Exercise details: Quote each record exactly, please, leaving none out.

---------- Stored rows ----------

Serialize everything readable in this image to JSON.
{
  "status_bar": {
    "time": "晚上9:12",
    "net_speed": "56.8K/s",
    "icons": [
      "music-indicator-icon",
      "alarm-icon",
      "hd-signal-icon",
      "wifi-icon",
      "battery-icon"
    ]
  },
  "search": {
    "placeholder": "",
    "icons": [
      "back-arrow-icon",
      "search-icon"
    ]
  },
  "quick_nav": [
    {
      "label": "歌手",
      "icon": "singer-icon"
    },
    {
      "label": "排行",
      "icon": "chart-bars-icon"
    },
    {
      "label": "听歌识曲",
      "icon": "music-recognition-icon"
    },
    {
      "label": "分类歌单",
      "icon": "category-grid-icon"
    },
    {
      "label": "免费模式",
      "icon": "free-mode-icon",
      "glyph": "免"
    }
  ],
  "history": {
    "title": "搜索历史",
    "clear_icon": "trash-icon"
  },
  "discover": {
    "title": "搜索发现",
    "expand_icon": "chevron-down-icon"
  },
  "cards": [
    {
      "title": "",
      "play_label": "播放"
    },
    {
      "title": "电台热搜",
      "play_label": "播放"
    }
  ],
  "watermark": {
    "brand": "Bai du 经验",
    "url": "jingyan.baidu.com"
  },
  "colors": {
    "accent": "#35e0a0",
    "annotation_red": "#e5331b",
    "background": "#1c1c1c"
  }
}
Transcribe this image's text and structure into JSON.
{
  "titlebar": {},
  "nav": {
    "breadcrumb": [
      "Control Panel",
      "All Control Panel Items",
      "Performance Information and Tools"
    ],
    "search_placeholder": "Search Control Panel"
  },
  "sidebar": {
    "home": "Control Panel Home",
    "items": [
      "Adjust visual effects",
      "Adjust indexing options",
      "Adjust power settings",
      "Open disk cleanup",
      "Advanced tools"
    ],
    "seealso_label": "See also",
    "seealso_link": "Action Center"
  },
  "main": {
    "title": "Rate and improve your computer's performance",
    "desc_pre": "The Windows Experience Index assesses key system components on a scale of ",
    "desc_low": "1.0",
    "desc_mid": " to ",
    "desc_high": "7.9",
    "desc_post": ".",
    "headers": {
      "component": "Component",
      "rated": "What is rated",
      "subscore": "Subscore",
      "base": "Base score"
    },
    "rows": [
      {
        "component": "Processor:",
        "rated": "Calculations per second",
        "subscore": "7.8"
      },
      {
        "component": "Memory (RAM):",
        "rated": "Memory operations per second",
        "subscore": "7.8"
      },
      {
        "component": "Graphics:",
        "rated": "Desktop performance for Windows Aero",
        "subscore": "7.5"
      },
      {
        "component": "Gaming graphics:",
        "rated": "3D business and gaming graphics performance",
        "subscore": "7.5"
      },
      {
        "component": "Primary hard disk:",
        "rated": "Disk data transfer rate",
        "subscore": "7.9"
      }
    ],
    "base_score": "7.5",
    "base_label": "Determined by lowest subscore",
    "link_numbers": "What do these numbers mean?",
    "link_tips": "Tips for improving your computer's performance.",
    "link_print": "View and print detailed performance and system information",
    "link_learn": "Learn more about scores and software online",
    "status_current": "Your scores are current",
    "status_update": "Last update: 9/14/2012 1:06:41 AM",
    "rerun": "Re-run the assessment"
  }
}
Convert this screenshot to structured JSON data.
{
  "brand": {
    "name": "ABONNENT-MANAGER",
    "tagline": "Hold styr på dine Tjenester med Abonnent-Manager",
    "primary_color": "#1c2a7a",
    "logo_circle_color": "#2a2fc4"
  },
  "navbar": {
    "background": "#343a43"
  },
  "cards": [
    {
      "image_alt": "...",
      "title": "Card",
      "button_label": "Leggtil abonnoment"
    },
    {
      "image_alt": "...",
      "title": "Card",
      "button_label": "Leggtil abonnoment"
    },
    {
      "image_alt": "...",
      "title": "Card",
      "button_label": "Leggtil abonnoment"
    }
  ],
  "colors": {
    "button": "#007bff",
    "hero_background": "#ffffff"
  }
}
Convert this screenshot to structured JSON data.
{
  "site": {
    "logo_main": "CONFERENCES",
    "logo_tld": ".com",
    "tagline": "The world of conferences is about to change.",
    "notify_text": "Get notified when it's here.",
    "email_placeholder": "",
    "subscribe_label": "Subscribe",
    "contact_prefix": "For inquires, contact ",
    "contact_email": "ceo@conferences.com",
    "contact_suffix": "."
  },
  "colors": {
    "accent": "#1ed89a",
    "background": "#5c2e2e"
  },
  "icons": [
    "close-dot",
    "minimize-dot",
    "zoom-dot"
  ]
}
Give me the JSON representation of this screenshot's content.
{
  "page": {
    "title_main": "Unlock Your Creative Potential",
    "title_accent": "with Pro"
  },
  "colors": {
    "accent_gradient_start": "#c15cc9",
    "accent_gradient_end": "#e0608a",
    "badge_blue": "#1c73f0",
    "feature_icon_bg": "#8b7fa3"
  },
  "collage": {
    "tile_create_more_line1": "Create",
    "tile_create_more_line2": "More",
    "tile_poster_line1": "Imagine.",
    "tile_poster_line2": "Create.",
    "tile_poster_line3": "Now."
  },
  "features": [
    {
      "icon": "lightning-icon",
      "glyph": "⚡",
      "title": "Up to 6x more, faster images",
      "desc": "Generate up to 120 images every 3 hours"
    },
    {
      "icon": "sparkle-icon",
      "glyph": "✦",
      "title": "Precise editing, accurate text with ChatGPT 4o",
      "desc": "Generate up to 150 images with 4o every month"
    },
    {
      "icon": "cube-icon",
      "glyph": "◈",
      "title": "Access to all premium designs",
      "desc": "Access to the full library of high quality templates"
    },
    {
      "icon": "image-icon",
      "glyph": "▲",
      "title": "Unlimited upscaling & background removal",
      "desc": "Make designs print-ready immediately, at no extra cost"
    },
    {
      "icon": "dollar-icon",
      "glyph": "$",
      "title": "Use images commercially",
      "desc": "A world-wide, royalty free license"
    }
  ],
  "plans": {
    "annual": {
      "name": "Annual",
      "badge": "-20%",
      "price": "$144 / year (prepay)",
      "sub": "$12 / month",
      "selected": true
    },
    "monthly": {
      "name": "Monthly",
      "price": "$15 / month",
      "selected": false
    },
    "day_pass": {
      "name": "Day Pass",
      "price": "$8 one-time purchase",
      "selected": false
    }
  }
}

----------

Response to the task:
Serialize everything readable in this image to JSON.
{
  "status_bar": {
    "time": "晚上9:12",
    "net_speed": "56.8K/s",
    "icons": [
      "music-indicator-icon",
      "alarm-icon",
      "hd-signal-icon",
      "wifi-icon",
      "battery-icon"
    ]
  },
  "search": {
    "placeholder": "",
    "icons": [
      "back-arrow-icon",
      "search-icon"
    ]
  },
  "quick_nav": [
    {
      "label": "歌手",
      "icon": "singer-icon"
    },
    {
      "label": "排行",
      "icon": "chart-bars-icon"
    },
    {
      "label": "听歌识曲",
      "icon": "music-recognition-icon"
    },
    {
      "label": "分类歌单",
      "icon": "category-grid-icon"
    },
    {
      "label": "免费模式",
      "icon": "free-mode-icon",
      "glyph": "免"
    }
  ],
  "history": {
    "title": "搜索历史",
    "clear_icon": "trash-icon"
  },
  "discover": {
    "title": "搜索发现",
    "expand_icon": "chevron-down-icon"
  },
  "cards": [
    {
      "title": "",
      "play_label": "播放"
    },
    {
      "title": "电台热搜",
      "play_label": "播放"
    }
  ],
  "watermark": {
    "brand": "Bai du 经验",
    "url": "jingyan.baidu.com"
  },
  "colors": {
    "accent": "#35e0a0",
    "annotation_red": "#e5331b",
    "background": "#1c1c1c"
  }
}
Transcribe this image's text and structure into JSON.
{
  "titlebar": {},
  "nav": {
    "breadcrumb": [
      "Control Panel",
      "All Control Panel Items",
      "Performance Information and Tools"
    ],
    "search_placeholder": "Search Control Panel"
  },
  "sidebar": {
    "home": "Control Panel Home",
    "items": [
      "Adjust visual effects",
      "Adjust indexing options",
      "Adjust power settings",
      "Open disk cleanup",
      "Advanced tools"
    ],
    "seealso_label": "See also",
    "seealso_link": "Action Center"
  },
  "main": {
    "title": "Rate and improve your computer's performance",
    "desc_pre": "The Windows Experience Index assesses key system components on a scale of ",
    "desc_low": "1.0",
    "desc_mid": " to ",
    "desc_high": "7.9",
    "desc_post": ".",
    "headers": {
      "component": "Component",
      "rated": "What is rated",
      "subscore": "Subscore",
      "base": "Base score"
    },
    "rows": [
      {
        "component": "Processor:",
        "rated": "Calculations per second",
        "subscore": "7.8"
      },
      {
        "component": "Memory (RAM):",
        "rated": "Memory operations per second",
        "subscore": "7.8"
      },
      {
        "component": "Graphics:",
        "rated": "Desktop performance for Windows Aero",
        "subscore": "7.5"
      },
      {
        "component": "Gaming graphics:",
        "rated": "3D business and gaming graphics performance",
        "subscore": "7.5"
      },
      {
        "component": "Primary hard disk:",
        "rated": "Disk data transfer rate",
        "subscore": "7.9"
      }
    ],
    "base_score": "7.5",
    "base_label": "Determined by lowest subscore",
    "link_numbers": "What do these numbers mean?",
    "link_tips": "Tips for improving your computer's performance.",
    "link_print": "View and print detailed performance and system information",
    "link_learn": "Learn more about scores and software online",
    "status_current": "Your scores are current",
    "status_update": "Last update: 9/14/2012 1:06:41 AM",
    "rerun": "Re-run the assessment"
  }
}
Convert this screenshot to structured JSON data.
{
  "brand": {
    "name": "ABONNENT-MANAGER",
    "tagline": "Hold styr på dine Tjenester med Abonnent-Manager",
    "primary_color": "#1c2a7a",
    "logo_circle_color": "#2a2fc4"
  },
  "navbar": {
    "background": "#343a43"
  },
  "cards": [
    {
      "image_alt": "...",
      "title": "Card",
      "button_label": "Leggtil abonnoment"
    },
    {
      "image_alt": "...",
      "title": "Card",
      "button_label": "Leggtil abonnoment"
    },
    {
      "image_alt": "...",
      "title": "Card",
      "button_label": "Leggtil abonnoment"
    }
  ],
  "colors": {
    "button": "#007bff",
    "hero_background": "#ffffff"
  }
}
Convert this screenshot to structured JSON data.
{
  "site": {
    "logo_main": "CONFERENCES",
    "logo_tld": ".com",
    "tagline": "The world of conferences is about to change.",
    "notify_text": "Get notified when it's here.",
    "email_placeholder": "",
    "subscribe_label": "Subscribe",
    "contact_prefix": "For inquires, contact ",
    "contact_email": "ceo@conferences.com",
    "contact_suffix": "."
  },
  "colors": {
    "accent": "#1ed89a",
    "background": "#5c2e2e"
  },
  "icons": [
    "close-dot",
    "minimize-dot",
    "zoom-dot"
  ]
}
Give me the JSON representation of this screenshot's content.
{
  "page": {
    "title_main": "Unlock Your Creative Potential",
    "title_accent": "with Pro"
  },
  "colors": {
    "accent_gradient_start": "#c15cc9",
    "accent_gradient_end": "#e0608a",
    "badge_blue": "#1c73f0",
    "feature_icon_bg": "#8b7fa3"
  },
  "collage": {
    "tile_create_more_line1": "Create",
    "tile_create_more_line2": "More",
    "tile_poster_line1": "Imagine.",
    "tile_poster_line2": "Create.",
    "tile_poster_line3": "Now."
  },
  "features": [
    {
      "icon": "lightning-icon",
      "glyph": "⚡",
      "title": "Up to 6x more, faster images",
      "desc": "Generate up to 120 images every 3 hours"
    },
    {
      "icon": "sparkle-icon",
      "glyph": "✦",
      "title": "Precise editing, accurate text with ChatGPT 4o",
      "desc": "Generate up to 150 images with 4o every month"
    },
    {
      "icon": "cube-icon",
      "glyph": "◈",
      "title": "Access to all premium designs",
      "desc": "Access to the full library of high quality templates"
    },
    {
      "icon": "image-icon",
      "glyph": "▲",
      "title": "Unlimited upscaling & background removal",
      "desc": "Make designs print-ready immediately, at no extra cost"
    },
    {
      "icon": "dollar-icon",
      "glyph": "$",
      "title": "Use images commercially",
      "desc": "A world-wide, royalty free license"
    }
  ],
  "plans": {
    "annual": {
      "name": "Annual",
      "badge": "-20%",
      "price": "$144 / year (prepay)",
      "sub": "$12 / month",
      "selected": true
    },
    "monthly": {
      "name": "Monthly",
      "price": "$15 / month",
      "selected": false
    },
    "day_pass": {
      "name": "Day Pass",
      "price": "$8 one-time purchase",
      "selected": false
    }
  }
}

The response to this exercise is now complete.